§ Stated task
Every line of the records must be repeated exactly; pictures stay out.
-- Start Records for this exercise --
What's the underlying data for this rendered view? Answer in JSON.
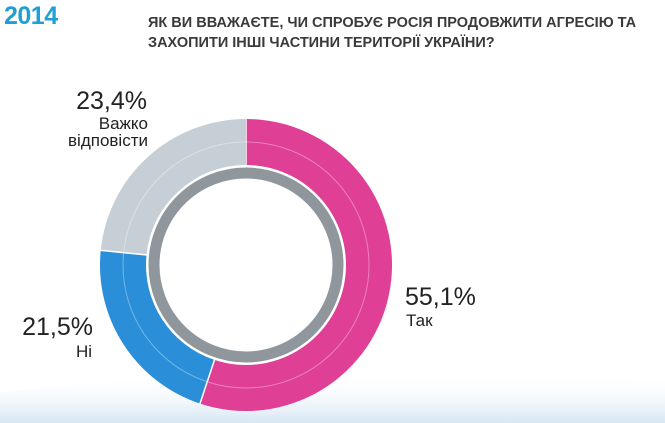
{
  "header": {
    "year": "2014",
    "title": "ЯК ВИ ВВАЖАЄТЕ, ЧИ СПРОБУЄ РОСІЯ ПРОДОВЖИТИ АГРЕСІЮ ТА ЗАХОПИТИ ІНШІ ЧАСТИНИ ТЕРИТОРІЇ УКРАЇНИ?"
  },
  "colors": {
    "accent": "#1f9fd6",
    "slice_yes": "#df3f95",
    "slice_no": "#2a8fd8",
    "slice_hard": "#c6cfd5",
    "inner_ring": "#8f979d"
  },
  "chart_data": {
    "type": "pie",
    "variant": "donut",
    "start": "12 o'clock",
    "direction": "clockwise",
    "slices": [
      {
        "label": "Так",
        "value": 55.1,
        "display": "55,1%",
        "color": "#df3f95"
      },
      {
        "label": "Ні",
        "value": 21.5,
        "display": "21,5%",
        "color": "#2a8fd8"
      },
      {
        "label": "Важко відповісти",
        "label_lines": [
          "Важко",
          "відповісти"
        ],
        "value": 23.4,
        "display": "23,4%",
        "color": "#c6cfd5"
      }
    ]
  }
}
-- End Records for this exercise --
§ Result
What's the underlying data for this rendered view? Answer in JSON.
{
  "header": {
    "year": "2014",
    "title": "ЯК ВИ ВВАЖАЄТЕ, ЧИ СПРОБУЄ РОСІЯ ПРОДОВЖИТИ АГРЕСІЮ ТА ЗАХОПИТИ ІНШІ ЧАСТИНИ ТЕРИТОРІЇ УКРАЇНИ?"
  },
  "colors": {
    "accent": "#1f9fd6",
    "slice_yes": "#df3f95",
    "slice_no": "#2a8fd8",
    "slice_hard": "#c6cfd5",
    "inner_ring": "#8f979d"
  },
  "chart_data": {
    "type": "pie",
    "variant": "donut",
    "start": "12 o'clock",
    "direction": "clockwise",
    "slices": [
      {
        "label": "Так",
        "value": 55.1,
        "display": "55,1%",
        "color": "#df3f95"
      },
      {
        "label": "Ні",
        "value": 21.5,
        "display": "21,5%",
        "color": "#2a8fd8"
      },
      {
        "label": "Важко відповісти",
        "label_lines": [
          "Важко",
          "відповісти"
        ],
        "value": 23.4,
        "display": "23,4%",
        "color": "#c6cfd5"
      }
    ]
  }
}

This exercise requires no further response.